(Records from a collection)
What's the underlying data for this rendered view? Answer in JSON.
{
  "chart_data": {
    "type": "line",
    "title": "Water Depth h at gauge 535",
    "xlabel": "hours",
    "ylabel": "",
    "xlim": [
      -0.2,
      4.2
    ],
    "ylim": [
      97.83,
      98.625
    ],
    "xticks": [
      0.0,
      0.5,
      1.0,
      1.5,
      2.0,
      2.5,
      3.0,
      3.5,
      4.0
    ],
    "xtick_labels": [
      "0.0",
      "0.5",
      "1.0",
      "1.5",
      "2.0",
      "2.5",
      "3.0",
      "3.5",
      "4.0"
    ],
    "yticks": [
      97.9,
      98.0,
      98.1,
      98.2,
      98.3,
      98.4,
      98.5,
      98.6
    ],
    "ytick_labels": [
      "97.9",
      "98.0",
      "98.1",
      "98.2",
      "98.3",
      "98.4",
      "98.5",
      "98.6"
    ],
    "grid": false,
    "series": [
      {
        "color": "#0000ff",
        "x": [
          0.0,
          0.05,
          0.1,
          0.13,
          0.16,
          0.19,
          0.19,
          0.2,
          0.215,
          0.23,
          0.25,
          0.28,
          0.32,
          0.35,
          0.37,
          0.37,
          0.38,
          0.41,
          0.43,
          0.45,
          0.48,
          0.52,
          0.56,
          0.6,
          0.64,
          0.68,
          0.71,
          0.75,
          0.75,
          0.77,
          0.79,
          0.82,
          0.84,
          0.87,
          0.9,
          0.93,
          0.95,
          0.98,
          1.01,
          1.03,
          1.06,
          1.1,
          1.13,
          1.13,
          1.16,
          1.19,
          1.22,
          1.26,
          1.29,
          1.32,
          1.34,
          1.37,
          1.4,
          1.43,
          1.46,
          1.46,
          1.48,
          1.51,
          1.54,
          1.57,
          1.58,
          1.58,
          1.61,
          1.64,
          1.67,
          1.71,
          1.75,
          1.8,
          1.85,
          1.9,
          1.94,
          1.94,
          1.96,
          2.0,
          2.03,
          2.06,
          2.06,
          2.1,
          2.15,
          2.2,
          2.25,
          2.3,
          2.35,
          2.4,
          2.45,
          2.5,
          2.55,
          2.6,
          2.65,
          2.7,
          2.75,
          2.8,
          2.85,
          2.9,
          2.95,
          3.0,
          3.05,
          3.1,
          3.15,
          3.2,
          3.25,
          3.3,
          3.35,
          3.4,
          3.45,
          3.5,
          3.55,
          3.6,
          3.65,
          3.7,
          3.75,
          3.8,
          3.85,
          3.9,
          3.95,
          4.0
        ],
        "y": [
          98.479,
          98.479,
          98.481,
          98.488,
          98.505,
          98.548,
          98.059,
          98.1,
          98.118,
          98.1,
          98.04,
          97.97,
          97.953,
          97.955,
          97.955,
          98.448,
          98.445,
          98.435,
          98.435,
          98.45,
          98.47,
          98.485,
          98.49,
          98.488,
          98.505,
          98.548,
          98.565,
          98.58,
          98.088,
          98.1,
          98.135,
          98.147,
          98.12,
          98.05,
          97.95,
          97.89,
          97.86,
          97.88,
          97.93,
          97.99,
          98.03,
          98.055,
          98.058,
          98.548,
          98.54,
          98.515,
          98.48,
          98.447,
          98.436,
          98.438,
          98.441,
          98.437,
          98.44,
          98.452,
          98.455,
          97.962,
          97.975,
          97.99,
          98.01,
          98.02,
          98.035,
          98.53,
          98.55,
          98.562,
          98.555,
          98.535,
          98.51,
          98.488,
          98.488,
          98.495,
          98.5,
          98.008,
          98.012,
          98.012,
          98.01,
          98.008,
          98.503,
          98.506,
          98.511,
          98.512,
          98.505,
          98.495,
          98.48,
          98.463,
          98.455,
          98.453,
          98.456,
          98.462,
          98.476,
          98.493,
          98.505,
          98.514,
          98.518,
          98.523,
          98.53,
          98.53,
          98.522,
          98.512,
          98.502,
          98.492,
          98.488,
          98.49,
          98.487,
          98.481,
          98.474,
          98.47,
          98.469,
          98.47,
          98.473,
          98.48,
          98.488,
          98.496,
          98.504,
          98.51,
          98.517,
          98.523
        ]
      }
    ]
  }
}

Exercise task: Every entry must be retyped in full, exactly as given.

Solution to this exercise:
What's the underlying data for this rendered view? Answer in JSON.
{
  "chart_data": {
    "type": "line",
    "title": "Water Depth h at gauge 535",
    "xlabel": "hours",
    "ylabel": "",
    "xlim": [
      -0.2,
      4.2
    ],
    "ylim": [
      97.83,
      98.625
    ],
    "xticks": [
      0.0,
      0.5,
      1.0,
      1.5,
      2.0,
      2.5,
      3.0,
      3.5,
      4.0
    ],
    "xtick_labels": [
      "0.0",
      "0.5",
      "1.0",
      "1.5",
      "2.0",
      "2.5",
      "3.0",
      "3.5",
      "4.0"
    ],
    "yticks": [
      97.9,
      98.0,
      98.1,
      98.2,
      98.3,
      98.4,
      98.5,
      98.6
    ],
    "ytick_labels": [
      "97.9",
      "98.0",
      "98.1",
      "98.2",
      "98.3",
      "98.4",
      "98.5",
      "98.6"
    ],
    "grid": false,
    "series": [
      {
        "color": "#0000ff",
        "x": [
          0.0,
          0.05,
          0.1,
          0.13,
          0.16,
          0.19,
          0.19,
          0.2,
          0.215,
          0.23,
          0.25,
          0.28,
          0.32,
          0.35,
          0.37,
          0.37,
          0.38,
          0.41,
          0.43,
          0.45,
          0.48,
          0.52,
          0.56,
          0.6,
          0.64,
          0.68,
          0.71,
          0.75,
          0.75,
          0.77,
          0.79,
          0.82,
          0.84,
          0.87,
          0.9,
          0.93,
          0.95,
          0.98,
          1.01,
          1.03,
          1.06,
          1.1,
          1.13,
          1.13,
          1.16,
          1.19,
          1.22,
          1.26,
          1.29,
          1.32,
          1.34,
          1.37,
          1.4,
          1.43,
          1.46,
          1.46,
          1.48,
          1.51,
          1.54,
          1.57,
          1.58,
          1.58,
          1.61,
          1.64,
          1.67,
          1.71,
          1.75,
          1.8,
          1.85,
          1.9,
          1.94,
          1.94,
          1.96,
          2.0,
          2.03,
          2.06,
          2.06,
          2.1,
          2.15,
          2.2,
          2.25,
          2.3,
          2.35,
          2.4,
          2.45,
          2.5,
          2.55,
          2.6,
          2.65,
          2.7,
          2.75,
          2.8,
          2.85,
          2.9,
          2.95,
          3.0,
          3.05,
          3.1,
          3.15,
          3.2,
          3.25,
          3.3,
          3.35,
          3.4,
          3.45,
          3.5,
          3.55,
          3.6,
          3.65,
          3.7,
          3.75,
          3.8,
          3.85,
          3.9,
          3.95,
          4.0
        ],
        "y": [
          98.479,
          98.479,
          98.481,
          98.488,
          98.505,
          98.548,
          98.059,
          98.1,
          98.118,
          98.1,
          98.04,
          97.97,
          97.953,
          97.955,
          97.955,
          98.448,
          98.445,
          98.435,
          98.435,
          98.45,
          98.47,
          98.485,
          98.49,
          98.488,
          98.505,
          98.548,
          98.565,
          98.58,
          98.088,
          98.1,
          98.135,
          98.147,
          98.12,
          98.05,
          97.95,
          97.89,
          97.86,
          97.88,
          97.93,
          97.99,
          98.03,
          98.055,
          98.058,
          98.548,
          98.54,
          98.515,
          98.48,
          98.447,
          98.436,
          98.438,
          98.441,
          98.437,
          98.44,
          98.452,
          98.455,
          97.962,
          97.975,
          97.99,
          98.01,
          98.02,
          98.035,
          98.53,
          98.55,
          98.562,
          98.555,
          98.535,
          98.51,
          98.488,
          98.488,
          98.495,
          98.5,
          98.008,
          98.012,
          98.012,
          98.01,
          98.008,
          98.503,
          98.506,
          98.511,
          98.512,
          98.505,
          98.495,
          98.48,
          98.463,
          98.455,
          98.453,
          98.456,
          98.462,
          98.476,
          98.493,
          98.505,
          98.514,
          98.518,
          98.523,
          98.53,
          98.53,
          98.522,
          98.512,
          98.502,
          98.492,
          98.488,
          98.49,
          98.487,
          98.481,
          98.474,
          98.47,
          98.469,
          98.47,
          98.473,
          98.48,
          98.488,
          98.496,
          98.504,
          98.51,
          98.517,
          98.523
        ]
      }
    ]
  }
}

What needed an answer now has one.